TASK REQUIREMENTS – Transcribe all the entries word for word, omitting any pictures they contain.

** start of ENTRIES **

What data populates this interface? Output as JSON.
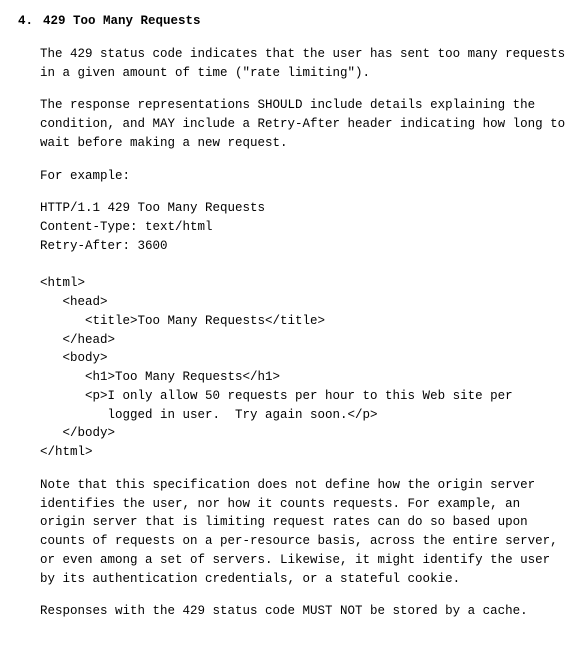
{
  "section": {
    "number": "4.",
    "title": "429 Too Many Requests",
    "para1": "The 429 status code indicates that the user has sent too many requests in a given amount of time (\"rate limiting\").",
    "para2": "The response representations SHOULD include details explaining the condition, and MAY include a Retry-After header indicating how long to wait before making a new request.",
    "para3": "For example:",
    "code": "HTTP/1.1 429 Too Many Requests\nContent-Type: text/html\nRetry-After: 3600\n\n<html>\n   <head>\n      <title>Too Many Requests</title>\n   </head>\n   <body>\n      <h1>Too Many Requests</h1>\n      <p>I only allow 50 requests per hour to this Web site per\n         logged in user.  Try again soon.</p>\n   </body>\n</html>",
    "para4": "Note that this specification does not define how the origin server identifies the user, nor how it counts requests.  For example, an origin server that is limiting request rates can do so based upon counts of requests on a per-resource basis, across the entire server, or even among a set of servers.  Likewise, it might identify the user by its authentication credentials, or a stateful cookie.",
    "para5": "Responses with the 429 status code MUST NOT be stored by a cache."
  }
}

** end of ENTRIES **

OUTPUT –
What data populates this interface? Output as JSON.
{
  "section": {
    "number": "4.",
    "title": "429 Too Many Requests",
    "para1": "The 429 status code indicates that the user has sent too many requests in a given amount of time (\"rate limiting\").",
    "para2": "The response representations SHOULD include details explaining the condition, and MAY include a Retry-After header indicating how long to wait before making a new request.",
    "para3": "For example:",
    "code": "HTTP/1.1 429 Too Many Requests\nContent-Type: text/html\nRetry-After: 3600\n\n<html>\n   <head>\n      <title>Too Many Requests</title>\n   </head>\n   <body>\n      <h1>Too Many Requests</h1>\n      <p>I only allow 50 requests per hour to this Web site per\n         logged in user.  Try again soon.</p>\n   </body>\n</html>",
    "para4": "Note that this specification does not define how the origin server identifies the user, nor how it counts requests.  For example, an origin server that is limiting request rates can do so based upon counts of requests on a per-resource basis, across the entire server, or even among a set of servers.  Likewise, it might identify the user by its authentication credentials, or a stateful cookie.",
    "para5": "Responses with the 429 status code MUST NOT be stored by a cache."
  }
}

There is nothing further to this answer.